▶ [Instructions to follow]: Each entry in the listing below should be restated word for word.

━━━ Records shown ━━━

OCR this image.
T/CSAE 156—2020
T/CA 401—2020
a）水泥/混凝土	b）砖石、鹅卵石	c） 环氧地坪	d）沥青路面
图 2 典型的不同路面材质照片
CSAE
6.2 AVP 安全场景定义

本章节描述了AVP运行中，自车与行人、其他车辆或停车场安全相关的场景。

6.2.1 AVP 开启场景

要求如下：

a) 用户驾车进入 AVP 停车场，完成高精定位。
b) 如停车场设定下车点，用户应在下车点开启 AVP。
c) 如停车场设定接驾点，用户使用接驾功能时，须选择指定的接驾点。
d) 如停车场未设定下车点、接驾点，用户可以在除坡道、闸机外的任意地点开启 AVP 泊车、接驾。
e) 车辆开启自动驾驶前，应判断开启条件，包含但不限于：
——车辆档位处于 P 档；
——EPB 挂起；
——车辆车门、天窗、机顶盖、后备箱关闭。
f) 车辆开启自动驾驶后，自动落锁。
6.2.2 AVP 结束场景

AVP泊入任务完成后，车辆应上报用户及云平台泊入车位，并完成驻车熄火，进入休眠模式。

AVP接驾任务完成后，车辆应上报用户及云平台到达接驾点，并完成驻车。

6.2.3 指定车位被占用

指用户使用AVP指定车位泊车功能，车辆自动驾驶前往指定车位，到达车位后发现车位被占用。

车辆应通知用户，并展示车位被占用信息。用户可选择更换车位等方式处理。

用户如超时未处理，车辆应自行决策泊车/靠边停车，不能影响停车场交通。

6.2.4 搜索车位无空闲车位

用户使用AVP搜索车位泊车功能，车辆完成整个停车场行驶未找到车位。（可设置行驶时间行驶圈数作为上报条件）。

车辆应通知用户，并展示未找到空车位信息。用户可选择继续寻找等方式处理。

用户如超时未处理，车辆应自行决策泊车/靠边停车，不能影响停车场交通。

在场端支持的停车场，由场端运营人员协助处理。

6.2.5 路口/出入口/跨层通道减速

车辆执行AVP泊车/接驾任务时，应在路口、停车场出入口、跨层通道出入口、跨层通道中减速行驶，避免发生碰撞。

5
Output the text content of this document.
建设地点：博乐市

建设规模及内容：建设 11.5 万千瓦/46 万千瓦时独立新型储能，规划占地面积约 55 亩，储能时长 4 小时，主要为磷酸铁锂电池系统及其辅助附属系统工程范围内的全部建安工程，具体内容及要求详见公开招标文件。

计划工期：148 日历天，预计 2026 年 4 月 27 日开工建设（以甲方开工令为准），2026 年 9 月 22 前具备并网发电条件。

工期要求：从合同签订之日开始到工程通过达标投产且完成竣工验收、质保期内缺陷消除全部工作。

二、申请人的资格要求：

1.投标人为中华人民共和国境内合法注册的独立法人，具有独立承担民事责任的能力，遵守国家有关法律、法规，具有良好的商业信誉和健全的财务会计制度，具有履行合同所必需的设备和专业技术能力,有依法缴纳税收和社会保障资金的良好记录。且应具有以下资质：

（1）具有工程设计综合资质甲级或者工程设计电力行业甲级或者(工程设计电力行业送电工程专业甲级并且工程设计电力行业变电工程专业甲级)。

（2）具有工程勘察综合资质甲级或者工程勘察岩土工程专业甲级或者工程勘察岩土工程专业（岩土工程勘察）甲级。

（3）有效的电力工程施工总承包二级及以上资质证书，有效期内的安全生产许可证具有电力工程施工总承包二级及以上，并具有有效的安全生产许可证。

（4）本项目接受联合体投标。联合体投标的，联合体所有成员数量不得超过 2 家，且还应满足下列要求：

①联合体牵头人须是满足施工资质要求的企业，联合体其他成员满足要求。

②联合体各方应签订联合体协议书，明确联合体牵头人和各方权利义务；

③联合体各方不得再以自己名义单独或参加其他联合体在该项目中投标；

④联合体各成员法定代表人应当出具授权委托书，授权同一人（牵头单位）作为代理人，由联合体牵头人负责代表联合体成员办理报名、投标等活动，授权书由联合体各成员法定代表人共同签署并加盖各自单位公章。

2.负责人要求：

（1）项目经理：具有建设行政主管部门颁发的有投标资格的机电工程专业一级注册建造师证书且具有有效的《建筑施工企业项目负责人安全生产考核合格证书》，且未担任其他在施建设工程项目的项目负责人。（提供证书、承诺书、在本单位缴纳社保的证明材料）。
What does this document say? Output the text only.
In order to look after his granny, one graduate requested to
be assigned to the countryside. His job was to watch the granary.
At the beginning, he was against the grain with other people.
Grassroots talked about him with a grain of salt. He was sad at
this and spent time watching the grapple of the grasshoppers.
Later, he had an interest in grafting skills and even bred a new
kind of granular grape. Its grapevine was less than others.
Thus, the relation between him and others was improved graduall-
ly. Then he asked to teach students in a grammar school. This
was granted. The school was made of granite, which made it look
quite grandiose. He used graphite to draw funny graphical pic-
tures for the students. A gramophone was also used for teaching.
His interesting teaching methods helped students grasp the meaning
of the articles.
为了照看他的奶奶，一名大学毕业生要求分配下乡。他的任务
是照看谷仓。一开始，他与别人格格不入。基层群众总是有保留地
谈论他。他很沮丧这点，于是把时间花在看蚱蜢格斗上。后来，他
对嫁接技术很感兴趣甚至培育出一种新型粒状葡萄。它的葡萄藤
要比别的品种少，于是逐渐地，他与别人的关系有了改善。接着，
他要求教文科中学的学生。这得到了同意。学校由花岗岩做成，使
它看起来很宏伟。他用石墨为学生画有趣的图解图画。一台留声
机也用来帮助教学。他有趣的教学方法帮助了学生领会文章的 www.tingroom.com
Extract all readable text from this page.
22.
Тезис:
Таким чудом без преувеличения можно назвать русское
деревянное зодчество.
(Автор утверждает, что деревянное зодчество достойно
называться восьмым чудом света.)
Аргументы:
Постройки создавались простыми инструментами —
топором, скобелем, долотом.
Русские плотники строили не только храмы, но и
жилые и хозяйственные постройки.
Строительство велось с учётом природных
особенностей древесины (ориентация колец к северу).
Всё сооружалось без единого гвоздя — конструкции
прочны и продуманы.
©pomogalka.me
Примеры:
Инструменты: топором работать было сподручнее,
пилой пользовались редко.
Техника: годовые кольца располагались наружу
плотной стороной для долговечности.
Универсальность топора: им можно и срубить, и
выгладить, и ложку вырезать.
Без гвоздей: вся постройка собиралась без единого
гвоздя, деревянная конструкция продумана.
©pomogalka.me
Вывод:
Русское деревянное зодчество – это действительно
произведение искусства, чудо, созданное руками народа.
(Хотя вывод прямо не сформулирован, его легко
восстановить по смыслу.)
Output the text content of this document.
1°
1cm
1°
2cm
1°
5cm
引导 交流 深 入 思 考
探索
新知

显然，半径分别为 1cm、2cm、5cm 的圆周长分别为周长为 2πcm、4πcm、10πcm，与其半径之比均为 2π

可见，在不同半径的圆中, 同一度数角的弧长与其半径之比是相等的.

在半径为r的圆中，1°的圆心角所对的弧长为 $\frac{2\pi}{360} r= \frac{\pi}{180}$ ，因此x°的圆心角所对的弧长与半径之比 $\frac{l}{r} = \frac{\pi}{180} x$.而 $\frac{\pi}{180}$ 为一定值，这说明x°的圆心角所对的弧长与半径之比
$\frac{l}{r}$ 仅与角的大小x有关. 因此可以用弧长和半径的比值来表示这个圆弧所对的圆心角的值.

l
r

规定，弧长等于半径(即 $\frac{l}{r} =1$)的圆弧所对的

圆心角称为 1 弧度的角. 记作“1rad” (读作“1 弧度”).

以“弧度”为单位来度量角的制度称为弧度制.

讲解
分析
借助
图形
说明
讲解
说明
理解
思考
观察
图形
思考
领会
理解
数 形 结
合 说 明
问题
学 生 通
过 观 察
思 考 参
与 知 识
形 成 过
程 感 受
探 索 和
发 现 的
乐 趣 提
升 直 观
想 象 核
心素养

━━━

▶ [The solution]:
OCR this image.
T/CSAE 156—2020
T/CA 401—2020
a）水泥/混凝土	b）砖石、鹅卵石	c） 环氧地坪	d）沥青路面
图 2 典型的不同路面材质照片
CSAE
6.2 AVP 安全场景定义

本章节描述了AVP运行中，自车与行人、其他车辆或停车场安全相关的场景。

6.2.1 AVP 开启场景

要求如下：

a) 用户驾车进入 AVP 停车场，完成高精定位。
b) 如停车场设定下车点，用户应在下车点开启 AVP。
c) 如停车场设定接驾点，用户使用接驾功能时，须选择指定的接驾点。
d) 如停车场未设定下车点、接驾点，用户可以在除坡道、闸机外的任意地点开启 AVP 泊车、接驾。
e) 车辆开启自动驾驶前，应判断开启条件，包含但不限于：
——车辆档位处于 P 档；
——EPB 挂起；
——车辆车门、天窗、机顶盖、后备箱关闭。
f) 车辆开启自动驾驶后，自动落锁。
6.2.2 AVP 结束场景

AVP泊入任务完成后，车辆应上报用户及云平台泊入车位，并完成驻车熄火，进入休眠模式。

AVP接驾任务完成后，车辆应上报用户及云平台到达接驾点，并完成驻车。

6.2.3 指定车位被占用

指用户使用AVP指定车位泊车功能，车辆自动驾驶前往指定车位，到达车位后发现车位被占用。

车辆应通知用户，并展示车位被占用信息。用户可选择更换车位等方式处理。

用户如超时未处理，车辆应自行决策泊车/靠边停车，不能影响停车场交通。

6.2.4 搜索车位无空闲车位

用户使用AVP搜索车位泊车功能，车辆完成整个停车场行驶未找到车位。（可设置行驶时间行驶圈数作为上报条件）。

车辆应通知用户，并展示未找到空车位信息。用户可选择继续寻找等方式处理。

用户如超时未处理，车辆应自行决策泊车/靠边停车，不能影响停车场交通。

在场端支持的停车场，由场端运营人员协助处理。

6.2.5 路口/出入口/跨层通道减速

车辆执行AVP泊车/接驾任务时，应在路口、停车场出入口、跨层通道出入口、跨层通道中减速行驶，避免发生碰撞。

5
Output the text content of this document.
建设地点：博乐市

建设规模及内容：建设 11.5 万千瓦/46 万千瓦时独立新型储能，规划占地面积约 55 亩，储能时长 4 小时，主要为磷酸铁锂电池系统及其辅助附属系统工程范围内的全部建安工程，具体内容及要求详见公开招标文件。

计划工期：148 日历天，预计 2026 年 4 月 27 日开工建设（以甲方开工令为准），2026 年 9 月 22 前具备并网发电条件。

工期要求：从合同签订之日开始到工程通过达标投产且完成竣工验收、质保期内缺陷消除全部工作。

二、申请人的资格要求：

1.投标人为中华人民共和国境内合法注册的独立法人，具有独立承担民事责任的能力，遵守国家有关法律、法规，具有良好的商业信誉和健全的财务会计制度，具有履行合同所必需的设备和专业技术能力,有依法缴纳税收和社会保障资金的良好记录。且应具有以下资质：

（1）具有工程设计综合资质甲级或者工程设计电力行业甲级或者(工程设计电力行业送电工程专业甲级并且工程设计电力行业变电工程专业甲级)。

（2）具有工程勘察综合资质甲级或者工程勘察岩土工程专业甲级或者工程勘察岩土工程专业（岩土工程勘察）甲级。

（3）有效的电力工程施工总承包二级及以上资质证书，有效期内的安全生产许可证具有电力工程施工总承包二级及以上，并具有有效的安全生产许可证。

（4）本项目接受联合体投标。联合体投标的，联合体所有成员数量不得超过 2 家，且还应满足下列要求：

①联合体牵头人须是满足施工资质要求的企业，联合体其他成员满足要求。

②联合体各方应签订联合体协议书，明确联合体牵头人和各方权利义务；

③联合体各方不得再以自己名义单独或参加其他联合体在该项目中投标；

④联合体各成员法定代表人应当出具授权委托书，授权同一人（牵头单位）作为代理人，由联合体牵头人负责代表联合体成员办理报名、投标等活动，授权书由联合体各成员法定代表人共同签署并加盖各自单位公章。

2.负责人要求：

（1）项目经理：具有建设行政主管部门颁发的有投标资格的机电工程专业一级注册建造师证书且具有有效的《建筑施工企业项目负责人安全生产考核合格证书》，且未担任其他在施建设工程项目的项目负责人。（提供证书、承诺书、在本单位缴纳社保的证明材料）。
What does this document say? Output the text only.
In order to look after his granny, one graduate requested to
be assigned to the countryside. His job was to watch the granary.
At the beginning, he was against the grain with other people.
Grassroots talked about him with a grain of salt. He was sad at
this and spent time watching the grapple of the grasshoppers.
Later, he had an interest in grafting skills and even bred a new
kind of granular grape. Its grapevine was less than others.
Thus, the relation between him and others was improved graduall-
ly. Then he asked to teach students in a grammar school. This
was granted. The school was made of granite, which made it look
quite grandiose. He used graphite to draw funny graphical pic-
tures for the students. A gramophone was also used for teaching.
His interesting teaching methods helped students grasp the meaning
of the articles.
为了照看他的奶奶，一名大学毕业生要求分配下乡。他的任务
是照看谷仓。一开始，他与别人格格不入。基层群众总是有保留地
谈论他。他很沮丧这点，于是把时间花在看蚱蜢格斗上。后来，他
对嫁接技术很感兴趣甚至培育出一种新型粒状葡萄。它的葡萄藤
要比别的品种少，于是逐渐地，他与别人的关系有了改善。接着，
他要求教文科中学的学生。这得到了同意。学校由花岗岩做成，使
它看起来很宏伟。他用石墨为学生画有趣的图解图画。一台留声
机也用来帮助教学。他有趣的教学方法帮助了学生领会文章的 www.tingroom.com
Extract all readable text from this page.
22.
Тезис:
Таким чудом без преувеличения можно назвать русское
деревянное зодчество.
(Автор утверждает, что деревянное зодчество достойно
называться восьмым чудом света.)
Аргументы:
Постройки создавались простыми инструментами —
топором, скобелем, долотом.
Русские плотники строили не только храмы, но и
жилые и хозяйственные постройки.
Строительство велось с учётом природных
особенностей древесины (ориентация колец к северу).
Всё сооружалось без единого гвоздя — конструкции
прочны и продуманы.
©pomogalka.me
Примеры:
Инструменты: топором работать было сподручнее,
пилой пользовались редко.
Техника: годовые кольца располагались наружу
плотной стороной для долговечности.
Универсальность топора: им можно и срубить, и
выгладить, и ложку вырезать.
Без гвоздей: вся постройка собиралась без единого
гвоздя, деревянная конструкция продумана.
©pomogalka.me
Вывод:
Русское деревянное зодчество – это действительно
произведение искусства, чудо, созданное руками народа.
(Хотя вывод прямо не сформулирован, его легко
восстановить по смыслу.)
Output the text content of this document.
1°
1cm
1°
2cm
1°
5cm
引导 交流 深 入 思 考
探索
新知

显然，半径分别为 1cm、2cm、5cm 的圆周长分别为周长为 2πcm、4πcm、10πcm，与其半径之比均为 2π

可见，在不同半径的圆中, 同一度数角的弧长与其半径之比是相等的.

在半径为r的圆中，1°的圆心角所对的弧长为 $\frac{2\pi}{360} r= \frac{\pi}{180}$ ，因此x°的圆心角所对的弧长与半径之比 $\frac{l}{r} = \frac{\pi}{180} x$.而 $\frac{\pi}{180}$ 为一定值，这说明x°的圆心角所对的弧长与半径之比
$\frac{l}{r}$ 仅与角的大小x有关. 因此可以用弧长和半径的比值来表示这个圆弧所对的圆心角的值.

l
r

规定，弧长等于半径(即 $\frac{l}{r} =1$)的圆弧所对的

圆心角称为 1 弧度的角. 记作“1rad” (读作“1 弧度”).

以“弧度”为单位来度量角的制度称为弧度制.

讲解
分析
借助
图形
说明
讲解
说明
理解
思考
观察
图形
思考
领会
理解
数 形 结
合 说 明
问题
学 生 通
过 观 察
思 考 参
与 知 识
形 成 过
程 感 受
探 索 和
发 现 的
乐 趣 提
升 直 观
想 象 核
心素养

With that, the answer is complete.